▸ Data supplied:
════════════════

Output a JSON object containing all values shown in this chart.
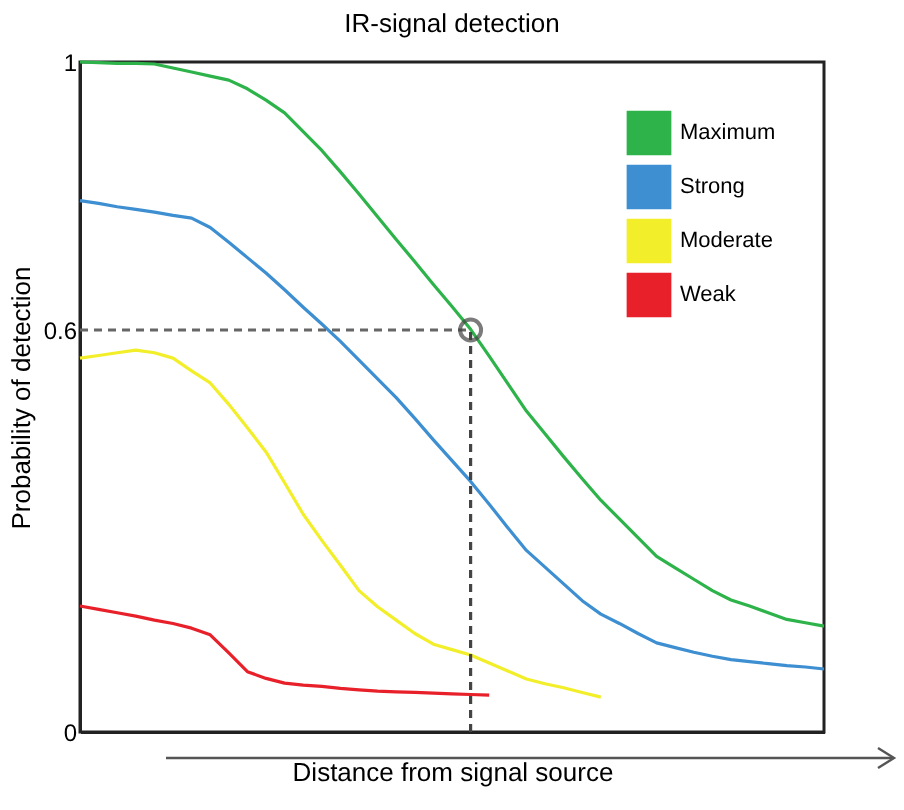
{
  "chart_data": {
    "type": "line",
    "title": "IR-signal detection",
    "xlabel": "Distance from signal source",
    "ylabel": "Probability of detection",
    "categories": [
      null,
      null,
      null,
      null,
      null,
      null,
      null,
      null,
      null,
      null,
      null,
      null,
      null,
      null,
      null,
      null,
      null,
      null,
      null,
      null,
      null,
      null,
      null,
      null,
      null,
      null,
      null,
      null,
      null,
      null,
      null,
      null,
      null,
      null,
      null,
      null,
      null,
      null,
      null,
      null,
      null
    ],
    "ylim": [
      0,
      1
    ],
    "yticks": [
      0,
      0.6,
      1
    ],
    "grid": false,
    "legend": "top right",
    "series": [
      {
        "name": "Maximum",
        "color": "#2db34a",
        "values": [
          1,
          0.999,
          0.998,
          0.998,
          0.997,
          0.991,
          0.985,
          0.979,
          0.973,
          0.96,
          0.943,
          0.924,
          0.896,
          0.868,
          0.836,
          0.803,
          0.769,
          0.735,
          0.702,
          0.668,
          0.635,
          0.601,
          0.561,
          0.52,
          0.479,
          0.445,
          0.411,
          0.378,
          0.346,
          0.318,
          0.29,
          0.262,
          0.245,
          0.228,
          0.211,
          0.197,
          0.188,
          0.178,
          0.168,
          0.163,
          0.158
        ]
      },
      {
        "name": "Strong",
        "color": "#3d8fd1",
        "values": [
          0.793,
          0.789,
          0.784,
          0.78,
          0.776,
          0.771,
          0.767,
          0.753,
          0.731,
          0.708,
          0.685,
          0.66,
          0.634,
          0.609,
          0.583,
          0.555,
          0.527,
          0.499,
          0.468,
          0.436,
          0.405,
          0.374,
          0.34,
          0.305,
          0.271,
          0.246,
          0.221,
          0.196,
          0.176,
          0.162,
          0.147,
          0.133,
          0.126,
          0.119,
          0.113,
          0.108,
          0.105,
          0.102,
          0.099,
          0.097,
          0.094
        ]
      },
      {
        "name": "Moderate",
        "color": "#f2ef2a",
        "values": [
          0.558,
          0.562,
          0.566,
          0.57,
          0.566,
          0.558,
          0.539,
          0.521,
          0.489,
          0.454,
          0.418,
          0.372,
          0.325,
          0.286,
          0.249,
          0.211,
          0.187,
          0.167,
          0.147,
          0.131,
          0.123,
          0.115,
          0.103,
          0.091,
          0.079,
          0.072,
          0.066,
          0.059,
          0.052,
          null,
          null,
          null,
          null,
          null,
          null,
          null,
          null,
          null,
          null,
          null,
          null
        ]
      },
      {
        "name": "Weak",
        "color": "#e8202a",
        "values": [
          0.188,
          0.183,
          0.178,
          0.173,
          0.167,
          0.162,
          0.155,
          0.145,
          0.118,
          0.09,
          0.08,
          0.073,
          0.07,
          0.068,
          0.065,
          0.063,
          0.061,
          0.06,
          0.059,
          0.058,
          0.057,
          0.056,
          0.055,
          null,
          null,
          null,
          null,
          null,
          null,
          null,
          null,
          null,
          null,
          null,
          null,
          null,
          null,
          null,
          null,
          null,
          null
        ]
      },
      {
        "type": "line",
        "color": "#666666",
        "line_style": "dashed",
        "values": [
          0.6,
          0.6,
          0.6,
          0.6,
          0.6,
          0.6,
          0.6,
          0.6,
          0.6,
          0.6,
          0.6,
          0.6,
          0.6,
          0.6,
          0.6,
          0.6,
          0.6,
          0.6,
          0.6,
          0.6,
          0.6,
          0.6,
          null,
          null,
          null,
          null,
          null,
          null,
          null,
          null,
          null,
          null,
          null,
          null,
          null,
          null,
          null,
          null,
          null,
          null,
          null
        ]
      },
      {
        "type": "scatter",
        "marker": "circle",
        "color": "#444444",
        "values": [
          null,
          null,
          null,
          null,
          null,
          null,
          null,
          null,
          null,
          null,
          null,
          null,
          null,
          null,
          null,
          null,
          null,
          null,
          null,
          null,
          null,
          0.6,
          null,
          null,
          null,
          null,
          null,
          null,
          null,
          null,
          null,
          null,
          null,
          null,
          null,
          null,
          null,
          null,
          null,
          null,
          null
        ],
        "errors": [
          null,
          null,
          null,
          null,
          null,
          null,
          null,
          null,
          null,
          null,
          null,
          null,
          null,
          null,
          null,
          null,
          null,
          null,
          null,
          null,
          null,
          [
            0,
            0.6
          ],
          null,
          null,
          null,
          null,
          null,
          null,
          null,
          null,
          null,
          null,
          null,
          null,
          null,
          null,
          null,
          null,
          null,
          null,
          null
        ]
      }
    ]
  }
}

════════════════

▸ Task goal: Set down the lines of the records above exactly, apart from the pictures.

▸ Response to this exercise:
Output a JSON object containing all values shown in this chart.
{
  "chart_data": {
    "type": "line",
    "title": "IR-signal detection",
    "xlabel": "Distance from signal source",
    "ylabel": "Probability of detection",
    "categories": [
      null,
      null,
      null,
      null,
      null,
      null,
      null,
      null,
      null,
      null,
      null,
      null,
      null,
      null,
      null,
      null,
      null,
      null,
      null,
      null,
      null,
      null,
      null,
      null,
      null,
      null,
      null,
      null,
      null,
      null,
      null,
      null,
      null,
      null,
      null,
      null,
      null,
      null,
      null,
      null,
      null
    ],
    "ylim": [
      0,
      1
    ],
    "yticks": [
      0,
      0.6,
      1
    ],
    "grid": false,
    "legend": "top right",
    "series": [
      {
        "name": "Maximum",
        "color": "#2db34a",
        "values": [
          1,
          0.999,
          0.998,
          0.998,
          0.997,
          0.991,
          0.985,
          0.979,
          0.973,
          0.96,
          0.943,
          0.924,
          0.896,
          0.868,
          0.836,
          0.803,
          0.769,
          0.735,
          0.702,
          0.668,
          0.635,
          0.601,
          0.561,
          0.52,
          0.479,
          0.445,
          0.411,
          0.378,
          0.346,
          0.318,
          0.29,
          0.262,
          0.245,
          0.228,
          0.211,
          0.197,
          0.188,
          0.178,
          0.168,
          0.163,
          0.158
        ]
      },
      {
        "name": "Strong",
        "color": "#3d8fd1",
        "values": [
          0.793,
          0.789,
          0.784,
          0.78,
          0.776,
          0.771,
          0.767,
          0.753,
          0.731,
          0.708,
          0.685,
          0.66,
          0.634,
          0.609,
          0.583,
          0.555,
          0.527,
          0.499,
          0.468,
          0.436,
          0.405,
          0.374,
          0.34,
          0.305,
          0.271,
          0.246,
          0.221,
          0.196,
          0.176,
          0.162,
          0.147,
          0.133,
          0.126,
          0.119,
          0.113,
          0.108,
          0.105,
          0.102,
          0.099,
          0.097,
          0.094
        ]
      },
      {
        "name": "Moderate",
        "color": "#f2ef2a",
        "values": [
          0.558,
          0.562,
          0.566,
          0.57,
          0.566,
          0.558,
          0.539,
          0.521,
          0.489,
          0.454,
          0.418,
          0.372,
          0.325,
          0.286,
          0.249,
          0.211,
          0.187,
          0.167,
          0.147,
          0.131,
          0.123,
          0.115,
          0.103,
          0.091,
          0.079,
          0.072,
          0.066,
          0.059,
          0.052,
          null,
          null,
          null,
          null,
          null,
          null,
          null,
          null,
          null,
          null,
          null,
          null
        ]
      },
      {
        "name": "Weak",
        "color": "#e8202a",
        "values": [
          0.188,
          0.183,
          0.178,
          0.173,
          0.167,
          0.162,
          0.155,
          0.145,
          0.118,
          0.09,
          0.08,
          0.073,
          0.07,
          0.068,
          0.065,
          0.063,
          0.061,
          0.06,
          0.059,
          0.058,
          0.057,
          0.056,
          0.055,
          null,
          null,
          null,
          null,
          null,
          null,
          null,
          null,
          null,
          null,
          null,
          null,
          null,
          null,
          null,
          null,
          null,
          null
        ]
      },
      {
        "type": "line",
        "color": "#666666",
        "line_style": "dashed",
        "values": [
          0.6,
          0.6,
          0.6,
          0.6,
          0.6,
          0.6,
          0.6,
          0.6,
          0.6,
          0.6,
          0.6,
          0.6,
          0.6,
          0.6,
          0.6,
          0.6,
          0.6,
          0.6,
          0.6,
          0.6,
          0.6,
          0.6,
          null,
          null,
          null,
          null,
          null,
          null,
          null,
          null,
          null,
          null,
          null,
          null,
          null,
          null,
          null,
          null,
          null,
          null,
          null
        ]
      },
      {
        "type": "scatter",
        "marker": "circle",
        "color": "#444444",
        "values": [
          null,
          null,
          null,
          null,
          null,
          null,
          null,
          null,
          null,
          null,
          null,
          null,
          null,
          null,
          null,
          null,
          null,
          null,
          null,
          null,
          null,
          0.6,
          null,
          null,
          null,
          null,
          null,
          null,
          null,
          null,
          null,
          null,
          null,
          null,
          null,
          null,
          null,
          null,
          null,
          null,
          null
        ],
        "errors": [
          null,
          null,
          null,
          null,
          null,
          null,
          null,
          null,
          null,
          null,
          null,
          null,
          null,
          null,
          null,
          null,
          null,
          null,
          null,
          null,
          null,
          [
            0,
            0.6
          ],
          null,
          null,
          null,
          null,
          null,
          null,
          null,
          null,
          null,
          null,
          null,
          null,
          null,
          null,
          null,
          null,
          null,
          null,
          null
        ]
      }
    ]
  }
}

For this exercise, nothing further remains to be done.